## WHAT IS EXPECTED
Select lines where the word "Größe" appears.

## SUPPLIED RECORDS
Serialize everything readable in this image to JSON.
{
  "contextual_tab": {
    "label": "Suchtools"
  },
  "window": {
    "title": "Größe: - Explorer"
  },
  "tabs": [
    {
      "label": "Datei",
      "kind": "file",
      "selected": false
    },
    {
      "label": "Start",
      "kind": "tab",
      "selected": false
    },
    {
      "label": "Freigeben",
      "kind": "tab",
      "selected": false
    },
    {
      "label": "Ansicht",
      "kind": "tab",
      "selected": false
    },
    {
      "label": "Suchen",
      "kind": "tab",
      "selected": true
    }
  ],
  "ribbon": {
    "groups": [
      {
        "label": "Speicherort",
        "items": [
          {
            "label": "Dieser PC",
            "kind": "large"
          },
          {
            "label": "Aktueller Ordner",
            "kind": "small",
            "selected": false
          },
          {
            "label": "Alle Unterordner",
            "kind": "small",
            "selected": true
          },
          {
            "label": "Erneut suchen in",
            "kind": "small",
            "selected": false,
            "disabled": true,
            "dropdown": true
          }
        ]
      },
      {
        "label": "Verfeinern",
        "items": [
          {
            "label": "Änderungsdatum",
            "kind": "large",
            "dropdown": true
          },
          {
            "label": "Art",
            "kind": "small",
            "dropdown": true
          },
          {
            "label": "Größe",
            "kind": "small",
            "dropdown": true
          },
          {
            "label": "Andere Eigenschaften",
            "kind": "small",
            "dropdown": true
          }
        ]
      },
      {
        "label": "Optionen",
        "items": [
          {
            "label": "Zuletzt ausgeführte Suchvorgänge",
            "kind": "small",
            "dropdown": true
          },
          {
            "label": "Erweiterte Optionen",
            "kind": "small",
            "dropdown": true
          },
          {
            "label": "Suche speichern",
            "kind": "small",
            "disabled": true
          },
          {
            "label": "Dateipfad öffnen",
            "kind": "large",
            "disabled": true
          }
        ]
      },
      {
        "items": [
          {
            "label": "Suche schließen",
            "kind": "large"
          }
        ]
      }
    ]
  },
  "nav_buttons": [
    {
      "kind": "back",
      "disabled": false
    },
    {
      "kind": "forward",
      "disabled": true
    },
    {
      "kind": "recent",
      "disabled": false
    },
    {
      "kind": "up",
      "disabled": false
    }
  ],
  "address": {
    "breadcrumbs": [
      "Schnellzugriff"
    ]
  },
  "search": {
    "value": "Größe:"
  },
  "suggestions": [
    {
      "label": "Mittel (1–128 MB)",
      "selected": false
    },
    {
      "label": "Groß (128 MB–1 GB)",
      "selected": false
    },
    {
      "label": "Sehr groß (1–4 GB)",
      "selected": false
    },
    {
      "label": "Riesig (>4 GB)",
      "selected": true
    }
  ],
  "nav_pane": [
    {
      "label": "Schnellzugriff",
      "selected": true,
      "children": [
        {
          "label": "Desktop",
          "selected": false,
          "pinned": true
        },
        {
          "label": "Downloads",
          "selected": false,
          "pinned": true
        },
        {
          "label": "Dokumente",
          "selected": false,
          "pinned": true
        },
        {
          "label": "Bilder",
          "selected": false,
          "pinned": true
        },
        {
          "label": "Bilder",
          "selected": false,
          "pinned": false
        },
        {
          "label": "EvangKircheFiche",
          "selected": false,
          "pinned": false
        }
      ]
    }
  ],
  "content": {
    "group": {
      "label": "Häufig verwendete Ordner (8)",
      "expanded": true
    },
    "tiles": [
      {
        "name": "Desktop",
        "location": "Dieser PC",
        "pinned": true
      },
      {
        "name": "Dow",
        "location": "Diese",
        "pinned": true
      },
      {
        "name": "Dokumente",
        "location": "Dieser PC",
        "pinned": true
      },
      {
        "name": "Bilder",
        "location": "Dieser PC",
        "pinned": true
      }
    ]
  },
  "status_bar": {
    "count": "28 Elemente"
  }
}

## RESULT
    "title": "Größe: - Explorer"
            "label": "Größe",
    "value": "Größe:"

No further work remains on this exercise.